Independent Contractor Relationship
6.1 The Parties acknowledge that their relationship is one of independent contractors in connection with this Agreement. This Agreement shall not create any relationship of employment, agency or partnership between the Parties nor shall it give either Party any authority to bind or commit the other Party.
7.1 This Agreement may not be assigned by either Party without the prior written consent of the other Party, except that either Party may assign this Agreement without the other Party’s written consent to (i) an affiliate; (ii) any corporation or other entity resulting from merger or consolidation with such assigning Party or to any person or entity that acquires all or substantially all of the assets of such Party’s business to which this Agreement relates; and (iii) its financing sources as collateral. Any assignment in violation of this Section 7.1 shall be null and void and of no force and effect.
7.2 This Agreement sets forth the entire understanding and agreement of the Parties with respect to the subject matter hereof and supersedes all prior agreements, arrangements and communications, whether oral or written, between the Parties with respect to the subject matter hereof.
7.3 No amendment or modification of this Agreement shall be effective unless made in writing and signed by an authorized representative of each Party. No waiver of any breach of this Agreement shall be effective unless made in writing and signed by an authorized representative of the waiving Party.
7.4 If any phrase, clause or provision of this Agreement is declared invalid or unenforceable by a court of competent jurisdiction or arbiter, such phrase, clause or provision shall be deemed severed from this Agreement, but will not affect any other provision of this Agreement, which shall otherwise remain in full force and effect.
7.5 Vous and Affiliate intend that this Agreement shall not benefit or create any right or cause of action in favor of or for the benefit of any person or entity other than the Parties.

*MATERIAL SHOWN*.
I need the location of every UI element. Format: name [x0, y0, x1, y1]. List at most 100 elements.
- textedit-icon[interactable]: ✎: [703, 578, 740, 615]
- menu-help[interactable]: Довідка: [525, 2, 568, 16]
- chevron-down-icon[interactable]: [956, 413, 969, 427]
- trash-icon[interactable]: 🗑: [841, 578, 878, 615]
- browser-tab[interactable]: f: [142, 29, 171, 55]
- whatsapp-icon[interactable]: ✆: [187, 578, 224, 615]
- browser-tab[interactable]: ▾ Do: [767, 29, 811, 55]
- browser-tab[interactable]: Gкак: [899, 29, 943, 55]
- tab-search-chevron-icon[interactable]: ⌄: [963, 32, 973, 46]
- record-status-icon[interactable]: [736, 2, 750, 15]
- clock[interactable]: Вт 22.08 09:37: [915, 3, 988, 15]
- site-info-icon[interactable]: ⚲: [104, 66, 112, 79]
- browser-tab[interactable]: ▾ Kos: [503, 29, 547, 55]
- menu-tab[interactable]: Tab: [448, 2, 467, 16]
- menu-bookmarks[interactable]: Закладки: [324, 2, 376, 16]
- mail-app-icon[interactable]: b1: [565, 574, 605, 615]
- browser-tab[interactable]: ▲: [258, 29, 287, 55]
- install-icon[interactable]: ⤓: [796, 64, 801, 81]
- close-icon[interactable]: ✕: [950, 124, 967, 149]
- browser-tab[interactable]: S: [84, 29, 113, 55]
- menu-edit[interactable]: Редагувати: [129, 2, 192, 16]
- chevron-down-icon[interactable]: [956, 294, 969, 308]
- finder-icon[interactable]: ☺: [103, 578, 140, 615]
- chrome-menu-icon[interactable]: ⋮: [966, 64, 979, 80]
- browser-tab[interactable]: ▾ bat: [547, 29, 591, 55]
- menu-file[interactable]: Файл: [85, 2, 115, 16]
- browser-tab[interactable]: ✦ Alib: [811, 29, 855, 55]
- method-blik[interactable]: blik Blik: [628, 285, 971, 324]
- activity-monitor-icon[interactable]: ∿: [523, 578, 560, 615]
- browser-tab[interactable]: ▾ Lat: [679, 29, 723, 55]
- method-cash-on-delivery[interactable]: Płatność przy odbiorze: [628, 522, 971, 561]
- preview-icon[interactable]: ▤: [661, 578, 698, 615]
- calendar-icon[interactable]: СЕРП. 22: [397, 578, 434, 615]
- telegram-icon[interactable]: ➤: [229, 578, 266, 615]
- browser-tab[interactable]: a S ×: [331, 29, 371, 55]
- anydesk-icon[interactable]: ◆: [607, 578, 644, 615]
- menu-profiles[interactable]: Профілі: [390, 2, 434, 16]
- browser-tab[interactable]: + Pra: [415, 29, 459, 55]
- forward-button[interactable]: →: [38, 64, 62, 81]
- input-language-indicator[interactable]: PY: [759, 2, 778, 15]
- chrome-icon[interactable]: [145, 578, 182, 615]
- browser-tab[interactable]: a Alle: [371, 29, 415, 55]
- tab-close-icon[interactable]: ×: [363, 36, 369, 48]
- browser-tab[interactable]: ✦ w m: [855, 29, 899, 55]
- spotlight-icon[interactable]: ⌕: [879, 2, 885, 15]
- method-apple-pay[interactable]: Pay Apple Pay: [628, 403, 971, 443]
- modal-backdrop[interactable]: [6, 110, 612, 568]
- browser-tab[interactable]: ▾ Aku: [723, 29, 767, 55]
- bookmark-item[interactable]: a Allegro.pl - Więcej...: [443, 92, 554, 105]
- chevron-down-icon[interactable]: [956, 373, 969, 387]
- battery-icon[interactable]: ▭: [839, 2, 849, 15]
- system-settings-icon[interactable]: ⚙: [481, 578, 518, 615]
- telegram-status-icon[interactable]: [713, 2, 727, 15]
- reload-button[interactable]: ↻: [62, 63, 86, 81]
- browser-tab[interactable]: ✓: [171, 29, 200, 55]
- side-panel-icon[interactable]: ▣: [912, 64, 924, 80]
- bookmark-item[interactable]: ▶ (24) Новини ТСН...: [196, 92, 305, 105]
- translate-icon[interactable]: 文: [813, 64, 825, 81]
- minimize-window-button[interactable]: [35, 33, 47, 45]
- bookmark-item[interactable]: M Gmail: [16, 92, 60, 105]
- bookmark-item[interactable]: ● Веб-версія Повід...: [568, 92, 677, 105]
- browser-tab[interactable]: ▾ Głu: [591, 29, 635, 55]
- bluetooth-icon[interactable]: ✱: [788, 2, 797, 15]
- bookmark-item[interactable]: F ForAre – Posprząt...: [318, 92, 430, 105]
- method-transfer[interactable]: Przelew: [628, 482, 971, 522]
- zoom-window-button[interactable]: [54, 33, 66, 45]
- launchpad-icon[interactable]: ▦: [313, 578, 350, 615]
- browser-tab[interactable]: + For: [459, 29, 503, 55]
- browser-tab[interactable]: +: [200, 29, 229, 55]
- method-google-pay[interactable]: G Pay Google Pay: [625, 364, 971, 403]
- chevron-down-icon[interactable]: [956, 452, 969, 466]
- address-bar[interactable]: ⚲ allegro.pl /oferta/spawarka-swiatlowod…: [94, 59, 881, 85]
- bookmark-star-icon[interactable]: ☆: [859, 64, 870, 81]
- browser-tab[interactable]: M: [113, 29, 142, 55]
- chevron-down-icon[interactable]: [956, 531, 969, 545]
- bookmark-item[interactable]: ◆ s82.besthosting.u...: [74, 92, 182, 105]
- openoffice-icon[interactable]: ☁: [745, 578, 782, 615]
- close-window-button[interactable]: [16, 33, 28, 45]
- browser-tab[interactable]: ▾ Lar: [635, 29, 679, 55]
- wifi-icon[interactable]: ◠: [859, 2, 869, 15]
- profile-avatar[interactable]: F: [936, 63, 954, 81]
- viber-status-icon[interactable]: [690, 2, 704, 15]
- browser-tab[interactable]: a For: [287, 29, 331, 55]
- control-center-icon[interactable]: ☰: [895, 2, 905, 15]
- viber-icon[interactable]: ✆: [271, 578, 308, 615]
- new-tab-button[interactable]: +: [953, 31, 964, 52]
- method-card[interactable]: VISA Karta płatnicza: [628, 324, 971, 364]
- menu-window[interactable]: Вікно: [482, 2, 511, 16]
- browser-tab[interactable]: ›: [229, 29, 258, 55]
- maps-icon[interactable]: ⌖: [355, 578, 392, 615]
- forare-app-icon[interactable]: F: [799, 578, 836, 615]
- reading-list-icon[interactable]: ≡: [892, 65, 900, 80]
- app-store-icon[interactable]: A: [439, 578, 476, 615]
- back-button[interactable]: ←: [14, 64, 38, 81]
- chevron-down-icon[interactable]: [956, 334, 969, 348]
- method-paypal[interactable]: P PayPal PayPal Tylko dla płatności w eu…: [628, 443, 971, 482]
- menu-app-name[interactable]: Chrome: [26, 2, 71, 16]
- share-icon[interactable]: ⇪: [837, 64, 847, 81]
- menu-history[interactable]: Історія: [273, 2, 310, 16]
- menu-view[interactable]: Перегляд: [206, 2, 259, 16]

*LIST OF TASKS*.
1. In the contract excerpt, reproduce the passage from "7.4 If any phrase, clause" to "full force and effect.".
2. According to the contract excerpt, what is the status of an assignment made in violation of Section 7.1?
3. Carry the contract excerpt forward, starting after its final clause.

*TASK-BY-TASK RESULTS*.
1.
7.4 If any phrase, clause or provision of this Agreement is declared invalid or unenforceable by a court of competent jurisdiction or arbiter, such phrase, clause or provision shall be deemed severed from this Agreement, but will not affect any other provision of this Agreement, which shall otherwise remain in full force and effect.

2. It is null and void and of no force and effect.

3.
7.6 This Agreement shall be governed by and construed in accordance with the laws of the State of Illinois, without giving effect to principles of conflict laws. Each of the parties irrevocably submits, in any legal action or proceeding relating to this Agreement, to the jurisdiction of the state and federal courts located in Cook County, Illinois, and consents that any such action or proceeding may be brought in such courts and waives any objection that it may now or hereafter have to the venue of such action or proceeding in any such court or that such action or proceeding was brought in an inconvenient forum.
7.7 The headings assigned to the articles, sections and subsections of this Agreement are for convenience only and shall not limit the scope and applicability of the articles, sections and subsections.
7.8 No terms or conditions of either Party’s invoice, purchase order, or other administrative document (unless signed by both Parties and expressly referencing that it amends this Agreement) will be effective as a modification of the terms and conditions of this Agreement, regardless of the other Party’s failure to object to such.
7.9 Neither Party shall be deemed to be the drafter of this Agreement and if this Agreement is construed in any court or arbitration proceeding, said court or arbiter shall not construe this Agreement or any provision hereof against either Party as the drafter hereof.
7.10 This Agreement may be executed in one or more counterparts (including by means of facsimile or PDF), each of which shall be deemed an original, but all of which together shall constitute one and the same instrument. Electronic signatures shall be acceptable.